+++ SOURCE MATERIAL

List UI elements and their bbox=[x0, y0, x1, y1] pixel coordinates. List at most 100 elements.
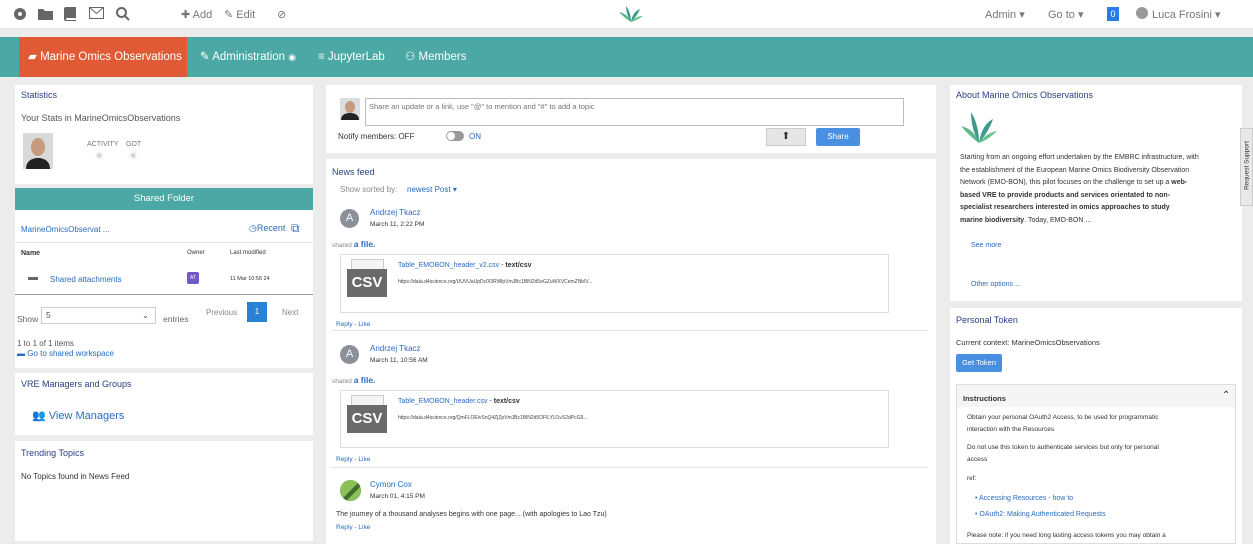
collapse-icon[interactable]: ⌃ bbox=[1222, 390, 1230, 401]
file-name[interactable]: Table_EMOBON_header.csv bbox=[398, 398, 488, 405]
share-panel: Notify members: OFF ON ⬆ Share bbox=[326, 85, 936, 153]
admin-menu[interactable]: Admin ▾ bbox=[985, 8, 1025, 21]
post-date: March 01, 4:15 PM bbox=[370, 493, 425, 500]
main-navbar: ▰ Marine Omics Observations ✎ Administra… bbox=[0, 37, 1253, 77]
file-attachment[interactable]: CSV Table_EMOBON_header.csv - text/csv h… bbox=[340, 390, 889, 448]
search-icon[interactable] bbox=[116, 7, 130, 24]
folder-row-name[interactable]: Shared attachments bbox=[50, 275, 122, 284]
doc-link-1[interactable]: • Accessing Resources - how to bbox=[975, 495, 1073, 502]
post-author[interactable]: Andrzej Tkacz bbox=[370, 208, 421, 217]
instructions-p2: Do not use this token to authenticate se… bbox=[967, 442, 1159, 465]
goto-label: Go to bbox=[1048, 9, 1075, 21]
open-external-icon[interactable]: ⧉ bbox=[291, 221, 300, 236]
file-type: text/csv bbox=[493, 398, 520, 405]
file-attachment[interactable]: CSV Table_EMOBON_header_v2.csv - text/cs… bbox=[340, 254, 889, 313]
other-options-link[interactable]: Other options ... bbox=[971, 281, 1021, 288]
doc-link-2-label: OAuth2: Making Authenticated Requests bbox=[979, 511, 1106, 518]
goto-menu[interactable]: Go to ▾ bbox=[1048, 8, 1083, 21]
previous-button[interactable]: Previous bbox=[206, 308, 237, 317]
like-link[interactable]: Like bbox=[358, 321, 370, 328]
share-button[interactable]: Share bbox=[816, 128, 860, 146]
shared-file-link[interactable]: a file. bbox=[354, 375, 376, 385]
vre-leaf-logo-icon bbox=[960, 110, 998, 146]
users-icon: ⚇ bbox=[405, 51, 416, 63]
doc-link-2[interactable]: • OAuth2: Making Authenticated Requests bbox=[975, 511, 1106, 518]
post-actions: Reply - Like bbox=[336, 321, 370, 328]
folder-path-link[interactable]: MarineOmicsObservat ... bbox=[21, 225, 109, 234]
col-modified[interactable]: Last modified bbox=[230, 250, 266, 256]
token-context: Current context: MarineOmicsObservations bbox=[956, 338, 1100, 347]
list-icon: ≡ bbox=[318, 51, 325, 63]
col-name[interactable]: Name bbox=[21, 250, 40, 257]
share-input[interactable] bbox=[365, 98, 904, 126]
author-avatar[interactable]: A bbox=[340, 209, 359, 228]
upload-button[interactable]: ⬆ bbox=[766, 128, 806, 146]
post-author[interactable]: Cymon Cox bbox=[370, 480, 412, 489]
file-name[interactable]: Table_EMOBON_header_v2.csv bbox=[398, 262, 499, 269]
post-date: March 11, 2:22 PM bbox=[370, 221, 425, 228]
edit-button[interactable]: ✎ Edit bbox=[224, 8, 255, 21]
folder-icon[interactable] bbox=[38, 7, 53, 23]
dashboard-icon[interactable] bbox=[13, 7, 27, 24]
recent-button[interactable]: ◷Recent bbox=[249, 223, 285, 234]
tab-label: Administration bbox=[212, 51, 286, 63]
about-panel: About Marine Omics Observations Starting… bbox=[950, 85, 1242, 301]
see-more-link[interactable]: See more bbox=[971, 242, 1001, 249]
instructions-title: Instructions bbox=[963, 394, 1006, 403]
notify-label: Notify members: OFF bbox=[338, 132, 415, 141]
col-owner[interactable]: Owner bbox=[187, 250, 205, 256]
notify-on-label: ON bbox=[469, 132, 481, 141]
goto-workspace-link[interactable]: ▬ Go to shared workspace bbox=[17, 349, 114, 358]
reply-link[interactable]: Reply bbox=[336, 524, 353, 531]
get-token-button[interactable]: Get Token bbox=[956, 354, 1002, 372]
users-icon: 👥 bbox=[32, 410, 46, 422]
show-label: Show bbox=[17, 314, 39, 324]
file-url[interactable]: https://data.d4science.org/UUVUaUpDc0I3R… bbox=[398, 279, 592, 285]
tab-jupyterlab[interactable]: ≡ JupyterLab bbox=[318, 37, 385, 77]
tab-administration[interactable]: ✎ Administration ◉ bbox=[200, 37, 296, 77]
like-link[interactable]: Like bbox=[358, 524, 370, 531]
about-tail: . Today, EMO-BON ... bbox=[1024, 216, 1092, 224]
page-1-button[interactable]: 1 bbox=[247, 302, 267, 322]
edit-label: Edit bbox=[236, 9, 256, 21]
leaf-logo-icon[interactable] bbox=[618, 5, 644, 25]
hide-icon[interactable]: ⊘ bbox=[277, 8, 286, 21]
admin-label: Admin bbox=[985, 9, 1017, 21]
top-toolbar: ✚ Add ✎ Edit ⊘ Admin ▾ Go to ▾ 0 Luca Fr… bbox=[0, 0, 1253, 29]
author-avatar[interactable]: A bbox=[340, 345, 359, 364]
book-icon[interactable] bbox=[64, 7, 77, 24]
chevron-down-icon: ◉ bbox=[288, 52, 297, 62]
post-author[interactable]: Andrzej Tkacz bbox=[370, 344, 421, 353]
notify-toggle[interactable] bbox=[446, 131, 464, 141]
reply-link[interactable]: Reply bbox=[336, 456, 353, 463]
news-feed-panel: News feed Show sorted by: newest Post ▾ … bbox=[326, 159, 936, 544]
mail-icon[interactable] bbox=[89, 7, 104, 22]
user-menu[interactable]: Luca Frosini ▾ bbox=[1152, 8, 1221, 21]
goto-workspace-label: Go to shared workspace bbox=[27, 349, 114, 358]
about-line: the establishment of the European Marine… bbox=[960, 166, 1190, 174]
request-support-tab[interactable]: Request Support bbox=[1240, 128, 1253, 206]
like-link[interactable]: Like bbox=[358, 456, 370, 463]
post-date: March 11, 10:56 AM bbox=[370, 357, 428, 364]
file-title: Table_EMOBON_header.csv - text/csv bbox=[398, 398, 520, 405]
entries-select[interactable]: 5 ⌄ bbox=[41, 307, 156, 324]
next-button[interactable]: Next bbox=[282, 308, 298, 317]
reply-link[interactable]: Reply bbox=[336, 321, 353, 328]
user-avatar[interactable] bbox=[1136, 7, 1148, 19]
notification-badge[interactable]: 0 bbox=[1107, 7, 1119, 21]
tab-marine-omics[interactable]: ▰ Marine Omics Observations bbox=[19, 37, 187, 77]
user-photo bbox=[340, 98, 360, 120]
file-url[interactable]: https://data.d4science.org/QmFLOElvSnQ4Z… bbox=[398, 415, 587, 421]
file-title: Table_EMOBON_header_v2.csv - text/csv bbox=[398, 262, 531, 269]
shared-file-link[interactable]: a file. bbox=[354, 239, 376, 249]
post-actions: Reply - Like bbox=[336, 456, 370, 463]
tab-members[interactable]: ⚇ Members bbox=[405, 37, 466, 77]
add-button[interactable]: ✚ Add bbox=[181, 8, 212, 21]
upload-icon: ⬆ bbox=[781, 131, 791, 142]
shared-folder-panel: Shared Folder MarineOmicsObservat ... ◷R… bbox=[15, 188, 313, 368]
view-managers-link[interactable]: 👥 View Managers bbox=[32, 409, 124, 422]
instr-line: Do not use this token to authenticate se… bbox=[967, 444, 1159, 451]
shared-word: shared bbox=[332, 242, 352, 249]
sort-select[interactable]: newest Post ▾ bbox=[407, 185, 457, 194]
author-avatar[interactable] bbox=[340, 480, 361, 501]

++++++
+++ SOURCE MATERIAL

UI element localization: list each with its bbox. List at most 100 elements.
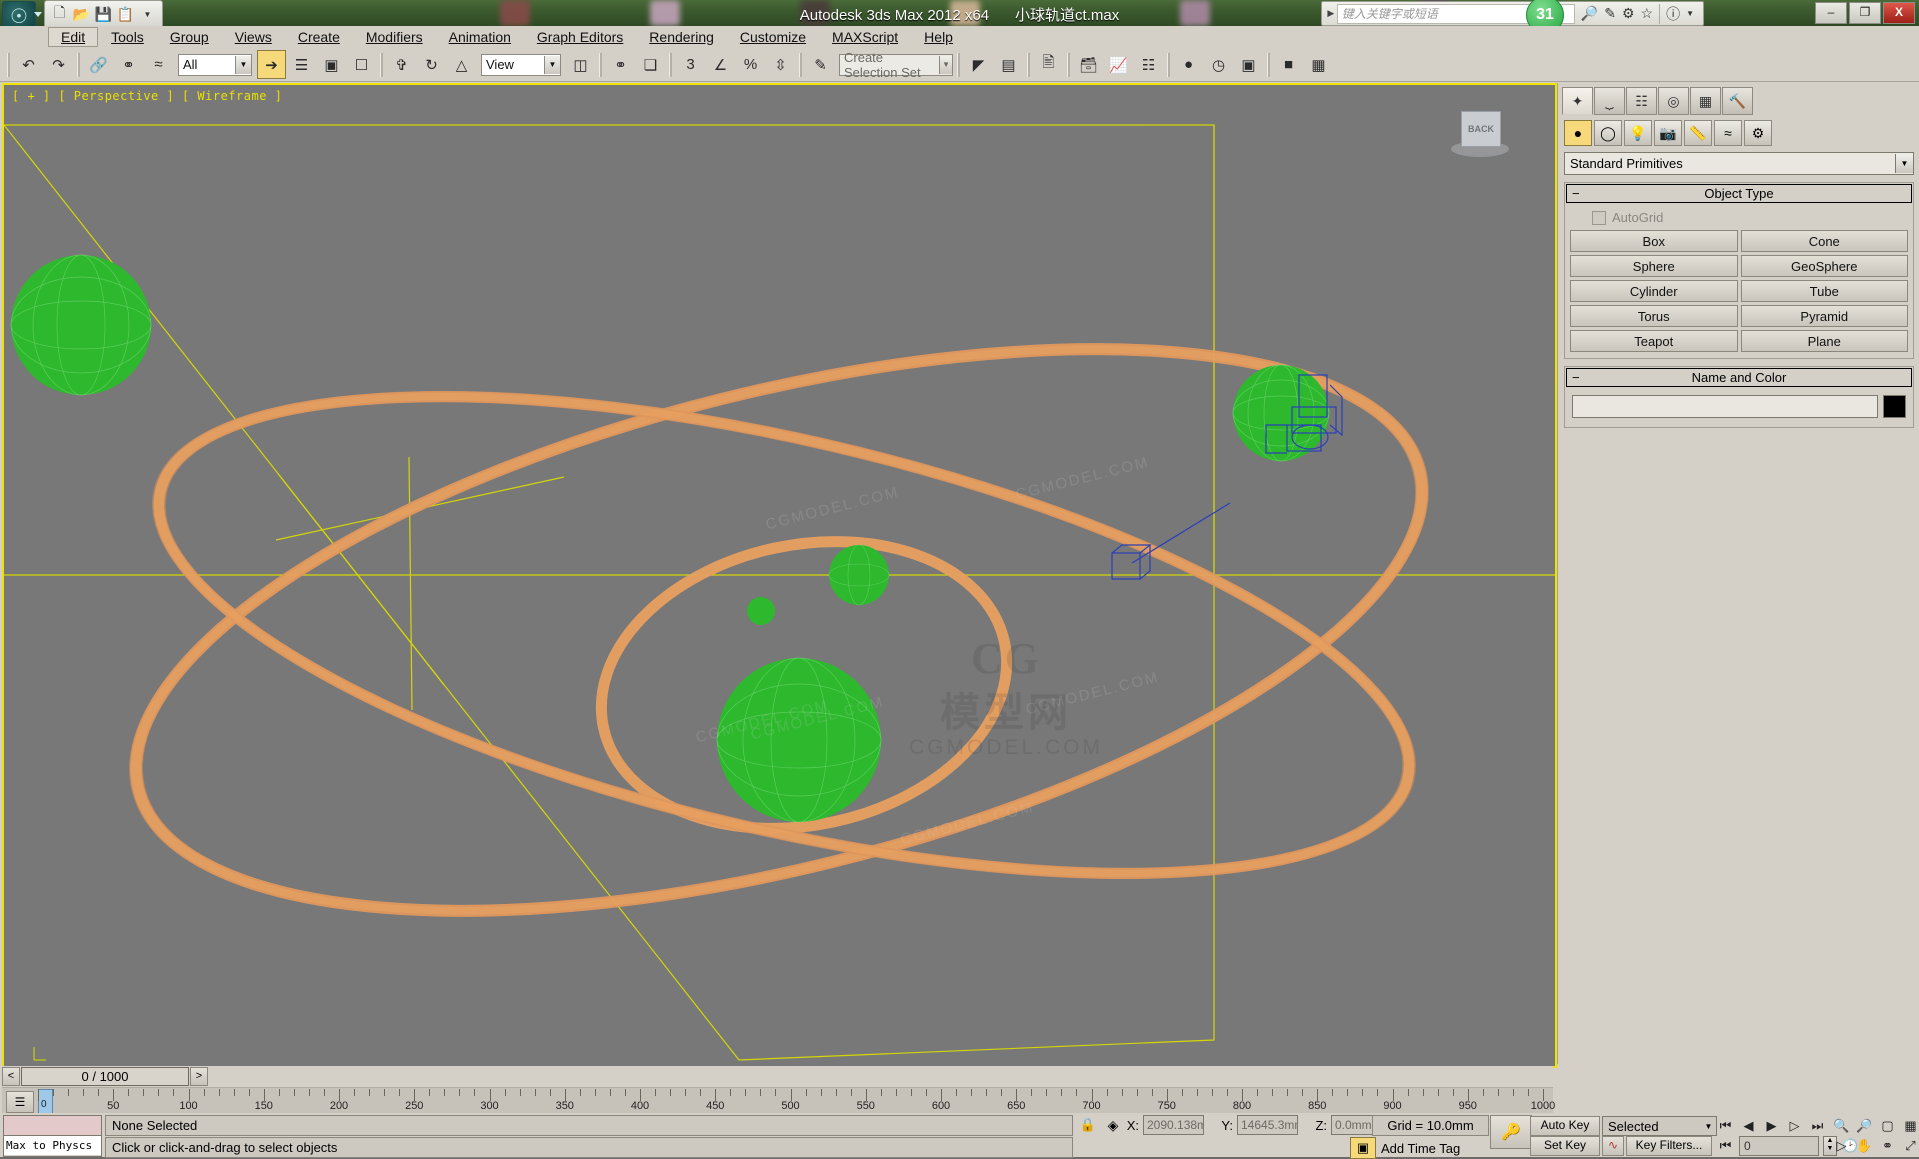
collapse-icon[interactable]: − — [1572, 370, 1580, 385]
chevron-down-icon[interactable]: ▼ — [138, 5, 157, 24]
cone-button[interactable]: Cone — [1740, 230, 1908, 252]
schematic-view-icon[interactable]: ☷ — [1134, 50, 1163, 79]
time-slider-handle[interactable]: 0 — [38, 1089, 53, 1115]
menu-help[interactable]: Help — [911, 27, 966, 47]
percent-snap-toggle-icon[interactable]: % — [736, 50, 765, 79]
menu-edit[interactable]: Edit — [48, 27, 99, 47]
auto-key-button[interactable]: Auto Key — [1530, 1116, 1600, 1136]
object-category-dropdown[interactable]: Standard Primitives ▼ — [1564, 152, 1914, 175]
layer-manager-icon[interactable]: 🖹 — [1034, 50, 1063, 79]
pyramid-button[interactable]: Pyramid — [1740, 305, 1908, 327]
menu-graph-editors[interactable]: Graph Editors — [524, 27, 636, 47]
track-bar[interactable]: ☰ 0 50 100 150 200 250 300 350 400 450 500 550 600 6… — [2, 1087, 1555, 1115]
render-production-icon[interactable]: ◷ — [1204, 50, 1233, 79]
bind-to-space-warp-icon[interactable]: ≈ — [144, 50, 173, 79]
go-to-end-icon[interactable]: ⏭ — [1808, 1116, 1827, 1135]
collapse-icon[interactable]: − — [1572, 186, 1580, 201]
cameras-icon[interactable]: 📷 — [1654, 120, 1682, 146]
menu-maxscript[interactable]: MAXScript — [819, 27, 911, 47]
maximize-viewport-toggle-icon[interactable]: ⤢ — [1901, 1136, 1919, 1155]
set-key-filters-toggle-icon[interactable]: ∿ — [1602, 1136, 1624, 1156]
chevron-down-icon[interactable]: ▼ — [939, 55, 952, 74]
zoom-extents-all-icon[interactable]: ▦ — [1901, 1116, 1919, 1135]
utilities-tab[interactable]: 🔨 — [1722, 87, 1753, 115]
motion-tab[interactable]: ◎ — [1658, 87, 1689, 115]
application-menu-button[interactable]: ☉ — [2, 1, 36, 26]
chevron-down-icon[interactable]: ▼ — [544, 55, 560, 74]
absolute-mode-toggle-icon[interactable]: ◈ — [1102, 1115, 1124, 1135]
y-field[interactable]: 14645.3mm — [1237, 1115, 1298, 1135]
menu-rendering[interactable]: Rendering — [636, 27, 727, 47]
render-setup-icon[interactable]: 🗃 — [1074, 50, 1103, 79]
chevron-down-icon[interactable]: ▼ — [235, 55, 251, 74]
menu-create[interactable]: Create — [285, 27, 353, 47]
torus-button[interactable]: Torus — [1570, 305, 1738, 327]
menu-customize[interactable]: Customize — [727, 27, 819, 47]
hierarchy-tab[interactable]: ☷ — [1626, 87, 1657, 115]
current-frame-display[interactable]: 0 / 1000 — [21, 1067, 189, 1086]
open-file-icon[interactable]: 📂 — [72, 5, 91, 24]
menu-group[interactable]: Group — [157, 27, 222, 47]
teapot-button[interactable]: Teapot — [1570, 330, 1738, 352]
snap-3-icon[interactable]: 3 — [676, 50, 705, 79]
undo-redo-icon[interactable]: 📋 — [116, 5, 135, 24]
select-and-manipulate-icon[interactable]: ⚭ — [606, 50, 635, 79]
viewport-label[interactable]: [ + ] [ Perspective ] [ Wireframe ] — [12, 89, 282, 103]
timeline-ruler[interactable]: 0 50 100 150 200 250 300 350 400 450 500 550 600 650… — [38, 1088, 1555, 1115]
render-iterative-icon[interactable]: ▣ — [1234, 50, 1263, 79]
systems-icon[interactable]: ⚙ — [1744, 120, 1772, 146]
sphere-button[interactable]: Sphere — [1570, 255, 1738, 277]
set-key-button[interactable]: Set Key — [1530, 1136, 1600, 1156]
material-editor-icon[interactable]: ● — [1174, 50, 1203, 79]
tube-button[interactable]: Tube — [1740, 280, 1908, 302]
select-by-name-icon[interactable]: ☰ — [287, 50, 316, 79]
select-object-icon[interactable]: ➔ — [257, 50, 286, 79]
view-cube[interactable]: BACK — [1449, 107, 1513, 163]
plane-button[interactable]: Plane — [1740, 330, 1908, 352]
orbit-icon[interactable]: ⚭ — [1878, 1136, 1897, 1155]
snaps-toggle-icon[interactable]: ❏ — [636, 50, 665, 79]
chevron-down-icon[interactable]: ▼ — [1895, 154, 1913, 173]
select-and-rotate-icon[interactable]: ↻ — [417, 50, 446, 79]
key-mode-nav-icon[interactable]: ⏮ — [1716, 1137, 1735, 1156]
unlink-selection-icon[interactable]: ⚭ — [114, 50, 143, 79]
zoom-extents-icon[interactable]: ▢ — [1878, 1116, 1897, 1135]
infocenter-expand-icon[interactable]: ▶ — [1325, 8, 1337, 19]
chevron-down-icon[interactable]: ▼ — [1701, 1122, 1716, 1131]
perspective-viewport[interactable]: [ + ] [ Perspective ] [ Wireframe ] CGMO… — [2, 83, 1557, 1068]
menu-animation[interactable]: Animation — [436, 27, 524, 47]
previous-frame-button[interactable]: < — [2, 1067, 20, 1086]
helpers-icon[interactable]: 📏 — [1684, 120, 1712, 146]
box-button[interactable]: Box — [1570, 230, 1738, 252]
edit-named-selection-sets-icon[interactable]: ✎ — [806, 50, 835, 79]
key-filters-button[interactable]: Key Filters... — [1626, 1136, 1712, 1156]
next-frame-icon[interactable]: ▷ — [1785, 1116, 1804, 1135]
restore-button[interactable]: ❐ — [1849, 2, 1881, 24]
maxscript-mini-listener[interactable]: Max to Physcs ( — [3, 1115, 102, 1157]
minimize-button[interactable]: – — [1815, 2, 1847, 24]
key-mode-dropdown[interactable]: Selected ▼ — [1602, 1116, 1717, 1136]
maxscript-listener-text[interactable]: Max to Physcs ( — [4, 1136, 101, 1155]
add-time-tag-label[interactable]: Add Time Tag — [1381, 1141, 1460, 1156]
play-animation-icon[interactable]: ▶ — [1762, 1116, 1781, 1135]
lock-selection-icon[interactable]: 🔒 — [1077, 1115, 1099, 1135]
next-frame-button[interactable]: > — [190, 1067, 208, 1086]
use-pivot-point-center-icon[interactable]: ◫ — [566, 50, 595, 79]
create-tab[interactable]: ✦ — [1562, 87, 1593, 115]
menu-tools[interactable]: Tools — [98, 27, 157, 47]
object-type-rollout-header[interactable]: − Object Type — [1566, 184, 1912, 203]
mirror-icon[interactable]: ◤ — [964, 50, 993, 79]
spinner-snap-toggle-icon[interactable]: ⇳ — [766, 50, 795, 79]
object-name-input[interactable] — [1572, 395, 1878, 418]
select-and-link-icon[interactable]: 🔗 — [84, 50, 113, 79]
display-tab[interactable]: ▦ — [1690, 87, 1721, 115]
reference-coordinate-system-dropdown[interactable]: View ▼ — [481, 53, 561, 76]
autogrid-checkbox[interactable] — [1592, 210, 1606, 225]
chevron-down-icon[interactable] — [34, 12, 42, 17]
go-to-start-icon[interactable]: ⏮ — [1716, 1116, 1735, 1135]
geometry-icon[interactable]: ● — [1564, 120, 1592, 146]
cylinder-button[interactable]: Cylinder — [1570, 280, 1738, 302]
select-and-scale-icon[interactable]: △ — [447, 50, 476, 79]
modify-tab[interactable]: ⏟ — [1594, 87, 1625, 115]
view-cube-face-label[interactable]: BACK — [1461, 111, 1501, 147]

++++++

**OBJECTIVE**
Write out the lines between the one holding "collapse-icon[interactable]: ⌃ bbox=[1222, 390, 1230, 401]" and the one holding "token-context: Current context: MarineOmicsObservations", inclusive.

**SOLVED PROBLEM**
collapse-icon[interactable]: ⌃ bbox=[1222, 390, 1230, 401]
file-name[interactable]: Table_EMOBON_header.csv bbox=[398, 398, 488, 405]
share-panel: Notify members: OFF ON ⬆ Share bbox=[326, 85, 936, 153]
admin-menu[interactable]: Admin ▾ bbox=[985, 8, 1025, 21]
post-date: March 01, 4:15 PM bbox=[370, 493, 425, 500]
main-navbar: ▰ Marine Omics Observations ✎ Administra… bbox=[0, 37, 1253, 77]
file-attachment[interactable]: CSV Table_EMOBON_header.csv - text/csv h… bbox=[340, 390, 889, 448]
search-icon[interactable] bbox=[116, 7, 130, 24]
folder-row-name[interactable]: Shared attachments bbox=[50, 275, 122, 284]
doc-link-1[interactable]: • Accessing Resources - how to bbox=[975, 495, 1073, 502]
post-author[interactable]: Andrzej Tkacz bbox=[370, 208, 421, 217]
instructions-p2: Do not use this token to authenticate se… bbox=[967, 442, 1159, 465]
goto-label: Go to bbox=[1048, 9, 1075, 21]
open-external-icon[interactable]: ⧉ bbox=[291, 221, 300, 236]
file-type: text/csv bbox=[493, 398, 520, 405]
file-attachment[interactable]: CSV Table_EMOBON_header_v2.csv - text/cs… bbox=[340, 254, 889, 313]
other-options-link[interactable]: Other options ... bbox=[971, 281, 1021, 288]
doc-link-2-label: OAuth2: Making Authenticated Requests bbox=[979, 511, 1106, 518]
goto-menu[interactable]: Go to ▾ bbox=[1048, 8, 1083, 21]
previous-button[interactable]: Previous bbox=[206, 308, 237, 317]
like-link[interactable]: Like bbox=[358, 321, 370, 328]
share-button[interactable]: Share bbox=[816, 128, 860, 146]
shared-file-link[interactable]: a file. bbox=[354, 375, 376, 385]
vre-leaf-logo-icon bbox=[960, 110, 998, 146]
users-icon: ⚇ bbox=[405, 51, 416, 63]
doc-link-2[interactable]: • OAuth2: Making Authenticated Requests bbox=[975, 511, 1106, 518]
post-actions: Reply - Like bbox=[336, 321, 370, 328]
folder-path-link[interactable]: MarineOmicsObservat ... bbox=[21, 225, 109, 234]
col-modified[interactable]: Last modified bbox=[230, 250, 266, 256]
token-context: Current context: MarineOmicsObservations bbox=[956, 338, 1100, 347]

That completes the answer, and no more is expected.